In your copy, include every line of the listing below exactly but none of the pictures.

Stored records
-*-*-
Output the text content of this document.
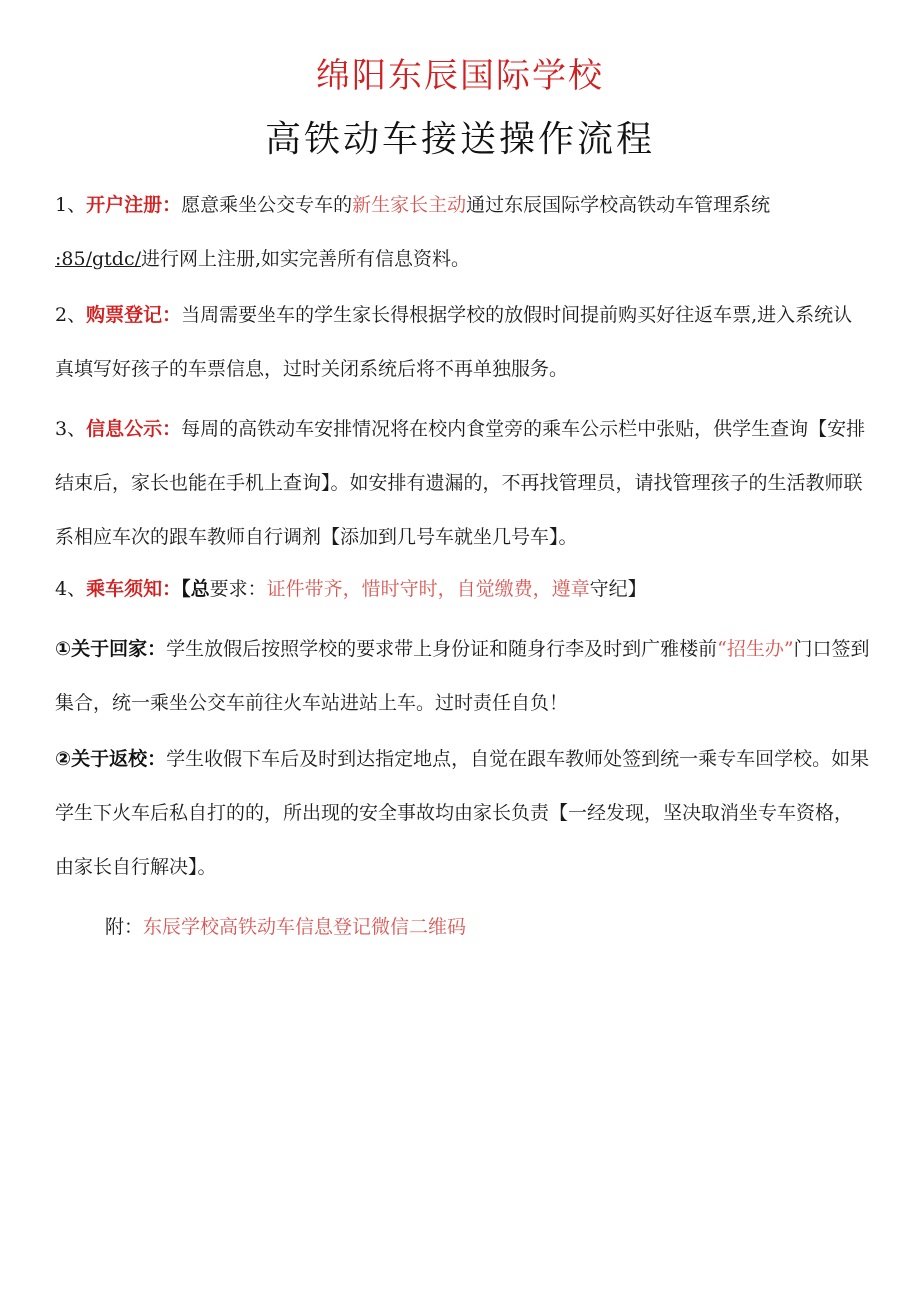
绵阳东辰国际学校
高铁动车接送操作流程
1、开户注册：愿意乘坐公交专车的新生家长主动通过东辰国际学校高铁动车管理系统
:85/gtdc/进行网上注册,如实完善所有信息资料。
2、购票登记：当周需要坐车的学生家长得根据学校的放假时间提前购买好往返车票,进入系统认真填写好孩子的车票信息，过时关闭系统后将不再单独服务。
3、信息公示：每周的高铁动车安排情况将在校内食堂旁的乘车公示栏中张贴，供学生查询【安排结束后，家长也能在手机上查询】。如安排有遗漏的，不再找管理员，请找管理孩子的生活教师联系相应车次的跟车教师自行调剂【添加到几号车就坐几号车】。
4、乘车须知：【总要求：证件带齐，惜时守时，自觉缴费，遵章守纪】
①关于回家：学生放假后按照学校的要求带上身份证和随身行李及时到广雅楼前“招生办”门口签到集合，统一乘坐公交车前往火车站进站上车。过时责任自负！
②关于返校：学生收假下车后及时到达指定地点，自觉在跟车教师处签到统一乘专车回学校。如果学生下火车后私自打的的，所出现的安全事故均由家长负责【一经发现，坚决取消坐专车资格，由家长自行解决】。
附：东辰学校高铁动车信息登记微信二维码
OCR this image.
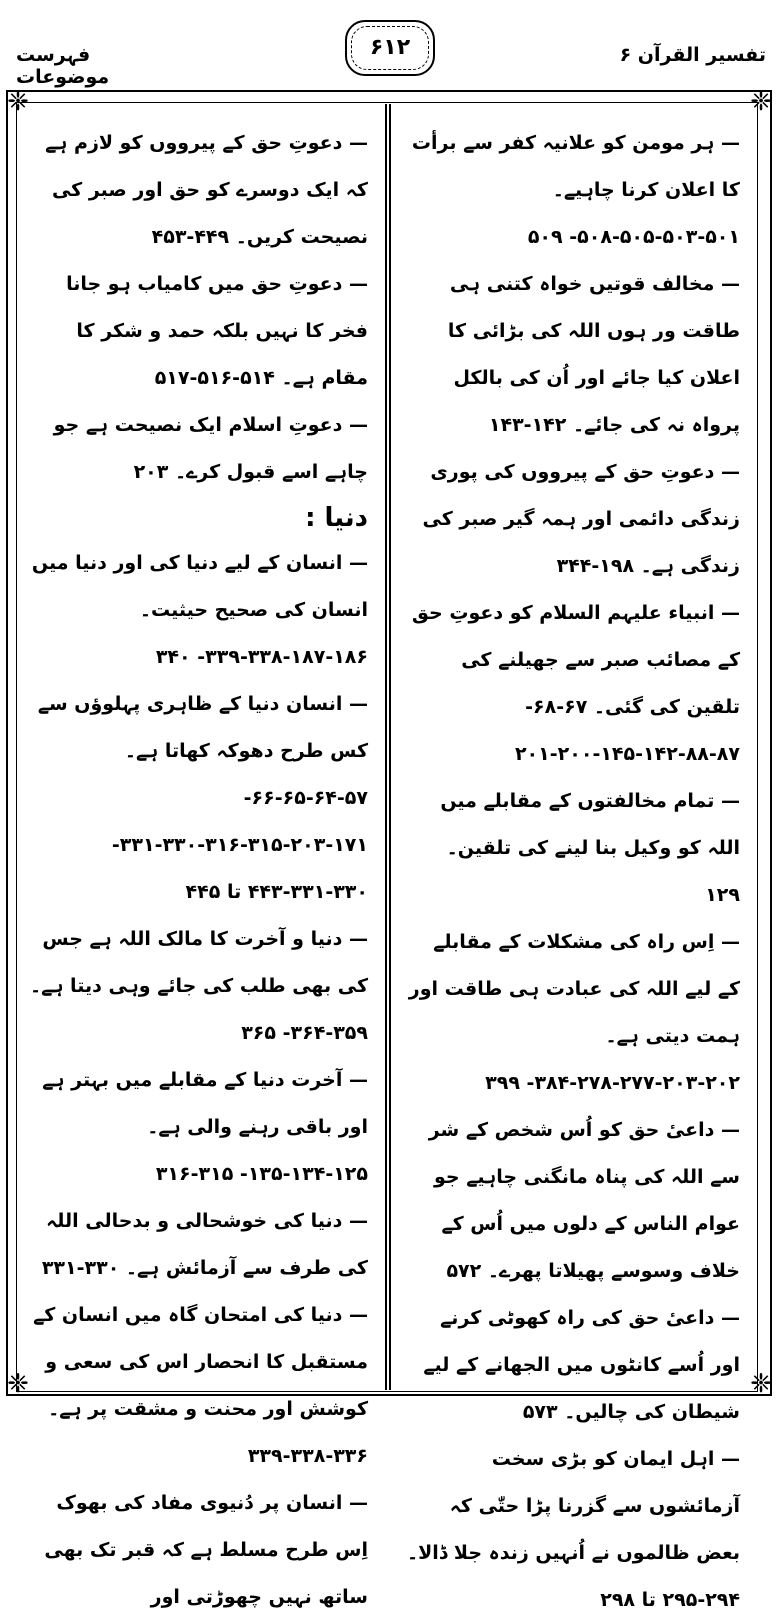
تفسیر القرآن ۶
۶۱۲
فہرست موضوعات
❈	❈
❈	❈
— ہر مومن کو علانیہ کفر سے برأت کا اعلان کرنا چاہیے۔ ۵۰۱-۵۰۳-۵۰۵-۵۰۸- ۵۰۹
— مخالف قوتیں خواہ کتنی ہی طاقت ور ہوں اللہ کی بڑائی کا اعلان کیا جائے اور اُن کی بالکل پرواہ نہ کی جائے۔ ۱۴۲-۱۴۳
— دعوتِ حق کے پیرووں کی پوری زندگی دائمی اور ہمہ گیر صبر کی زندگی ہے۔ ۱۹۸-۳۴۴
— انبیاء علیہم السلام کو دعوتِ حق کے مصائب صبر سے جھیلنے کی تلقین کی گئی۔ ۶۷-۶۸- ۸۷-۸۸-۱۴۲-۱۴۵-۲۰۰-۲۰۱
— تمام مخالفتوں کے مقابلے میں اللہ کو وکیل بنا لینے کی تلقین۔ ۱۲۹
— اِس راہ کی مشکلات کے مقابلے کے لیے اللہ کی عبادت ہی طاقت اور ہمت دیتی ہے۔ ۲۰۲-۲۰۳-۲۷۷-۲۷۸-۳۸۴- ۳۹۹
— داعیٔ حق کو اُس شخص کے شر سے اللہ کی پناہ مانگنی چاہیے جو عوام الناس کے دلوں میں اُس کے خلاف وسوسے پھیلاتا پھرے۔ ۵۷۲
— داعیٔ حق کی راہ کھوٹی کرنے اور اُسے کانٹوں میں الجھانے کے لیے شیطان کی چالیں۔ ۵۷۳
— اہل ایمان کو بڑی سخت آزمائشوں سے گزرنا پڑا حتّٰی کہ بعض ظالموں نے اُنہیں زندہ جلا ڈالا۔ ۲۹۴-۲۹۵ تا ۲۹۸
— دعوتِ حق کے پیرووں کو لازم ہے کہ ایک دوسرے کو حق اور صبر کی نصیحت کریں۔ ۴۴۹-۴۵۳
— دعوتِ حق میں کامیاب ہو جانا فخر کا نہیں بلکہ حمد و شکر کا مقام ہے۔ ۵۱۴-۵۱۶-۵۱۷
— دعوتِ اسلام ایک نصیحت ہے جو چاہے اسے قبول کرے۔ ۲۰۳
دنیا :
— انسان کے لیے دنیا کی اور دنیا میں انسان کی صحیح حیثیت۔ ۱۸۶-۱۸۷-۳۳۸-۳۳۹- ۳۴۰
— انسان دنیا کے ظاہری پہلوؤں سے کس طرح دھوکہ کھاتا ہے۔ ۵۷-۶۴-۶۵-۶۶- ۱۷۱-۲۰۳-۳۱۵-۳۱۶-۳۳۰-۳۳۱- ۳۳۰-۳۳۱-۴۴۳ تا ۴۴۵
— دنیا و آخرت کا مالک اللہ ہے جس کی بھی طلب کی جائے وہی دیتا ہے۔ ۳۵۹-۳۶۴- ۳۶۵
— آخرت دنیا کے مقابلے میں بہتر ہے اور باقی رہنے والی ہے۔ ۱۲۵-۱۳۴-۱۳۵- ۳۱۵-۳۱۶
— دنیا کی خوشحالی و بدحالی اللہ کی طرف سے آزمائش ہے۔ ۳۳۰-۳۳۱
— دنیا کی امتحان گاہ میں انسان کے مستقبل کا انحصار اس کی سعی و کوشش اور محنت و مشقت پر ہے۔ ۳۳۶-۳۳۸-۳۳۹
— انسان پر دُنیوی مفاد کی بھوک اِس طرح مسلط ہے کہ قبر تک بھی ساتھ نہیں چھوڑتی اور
-*-*-
WRITTEN RESPONSE:
Output the text content of this document.
绵阳东辰国际学校
高铁动车接送操作流程
1、开户注册：愿意乘坐公交专车的新生家长主动通过东辰国际学校高铁动车管理系统
:85/gtdc/进行网上注册,如实完善所有信息资料。
2、购票登记：当周需要坐车的学生家长得根据学校的放假时间提前购买好往返车票,进入系统认真填写好孩子的车票信息，过时关闭系统后将不再单独服务。
3、信息公示：每周的高铁动车安排情况将在校内食堂旁的乘车公示栏中张贴，供学生查询【安排结束后，家长也能在手机上查询】。如安排有遗漏的，不再找管理员，请找管理孩子的生活教师联系相应车次的跟车教师自行调剂【添加到几号车就坐几号车】。
4、乘车须知：【总要求：证件带齐，惜时守时，自觉缴费，遵章守纪】
①关于回家：学生放假后按照学校的要求带上身份证和随身行李及时到广雅楼前“招生办”门口签到集合，统一乘坐公交车前往火车站进站上车。过时责任自负！
②关于返校：学生收假下车后及时到达指定地点，自觉在跟车教师处签到统一乘专车回学校。如果学生下火车后私自打的的，所出现的安全事故均由家长负责【一经发现，坚决取消坐专车资格，由家长自行解决】。
附：东辰学校高铁动车信息登记微信二维码
OCR this image.
تفسیر القرآن ۶
۶۱۲
فہرست موضوعات
❈	❈
❈	❈
— ہر مومن کو علانیہ کفر سے برأت کا اعلان کرنا چاہیے۔ ۵۰۱-۵۰۳-۵۰۵-۵۰۸- ۵۰۹
— مخالف قوتیں خواہ کتنی ہی طاقت ور ہوں اللہ کی بڑائی کا اعلان کیا جائے اور اُن کی بالکل پرواہ نہ کی جائے۔ ۱۴۲-۱۴۳
— دعوتِ حق کے پیرووں کی پوری زندگی دائمی اور ہمہ گیر صبر کی زندگی ہے۔ ۱۹۸-۳۴۴
— انبیاء علیہم السلام کو دعوتِ حق کے مصائب صبر سے جھیلنے کی تلقین کی گئی۔ ۶۷-۶۸- ۸۷-۸۸-۱۴۲-۱۴۵-۲۰۰-۲۰۱
— تمام مخالفتوں کے مقابلے میں اللہ کو وکیل بنا لینے کی تلقین۔ ۱۲۹
— اِس راہ کی مشکلات کے مقابلے کے لیے اللہ کی عبادت ہی طاقت اور ہمت دیتی ہے۔ ۲۰۲-۲۰۳-۲۷۷-۲۷۸-۳۸۴- ۳۹۹
— داعیٔ حق کو اُس شخص کے شر سے اللہ کی پناہ مانگنی چاہیے جو عوام الناس کے دلوں میں اُس کے خلاف وسوسے پھیلاتا پھرے۔ ۵۷۲
— داعیٔ حق کی راہ کھوٹی کرنے اور اُسے کانٹوں میں الجھانے کے لیے شیطان کی چالیں۔ ۵۷۳
— اہل ایمان کو بڑی سخت آزمائشوں سے گزرنا پڑا حتّٰی کہ بعض ظالموں نے اُنہیں زندہ جلا ڈالا۔ ۲۹۴-۲۹۵ تا ۲۹۸
— دعوتِ حق کے پیرووں کو لازم ہے کہ ایک دوسرے کو حق اور صبر کی نصیحت کریں۔ ۴۴۹-۴۵۳
— دعوتِ حق میں کامیاب ہو جانا فخر کا نہیں بلکہ حمد و شکر کا مقام ہے۔ ۵۱۴-۵۱۶-۵۱۷
— دعوتِ اسلام ایک نصیحت ہے جو چاہے اسے قبول کرے۔ ۲۰۳
دنیا :
— انسان کے لیے دنیا کی اور دنیا میں انسان کی صحیح حیثیت۔ ۱۸۶-۱۸۷-۳۳۸-۳۳۹- ۳۴۰
— انسان دنیا کے ظاہری پہلوؤں سے کس طرح دھوکہ کھاتا ہے۔ ۵۷-۶۴-۶۵-۶۶- ۱۷۱-۲۰۳-۳۱۵-۳۱۶-۳۳۰-۳۳۱- ۳۳۰-۳۳۱-۴۴۳ تا ۴۴۵
— دنیا و آخرت کا مالک اللہ ہے جس کی بھی طلب کی جائے وہی دیتا ہے۔ ۳۵۹-۳۶۴- ۳۶۵
— آخرت دنیا کے مقابلے میں بہتر ہے اور باقی رہنے والی ہے۔ ۱۲۵-۱۳۴-۱۳۵- ۳۱۵-۳۱۶
— دنیا کی خوشحالی و بدحالی اللہ کی طرف سے آزمائش ہے۔ ۳۳۰-۳۳۱
— دنیا کی امتحان گاہ میں انسان کے مستقبل کا انحصار اس کی سعی و کوشش اور محنت و مشقت پر ہے۔ ۳۳۶-۳۳۸-۳۳۹
— انسان پر دُنیوی مفاد کی بھوک اِس طرح مسلط ہے کہ قبر تک بھی ساتھ نہیں چھوڑتی اور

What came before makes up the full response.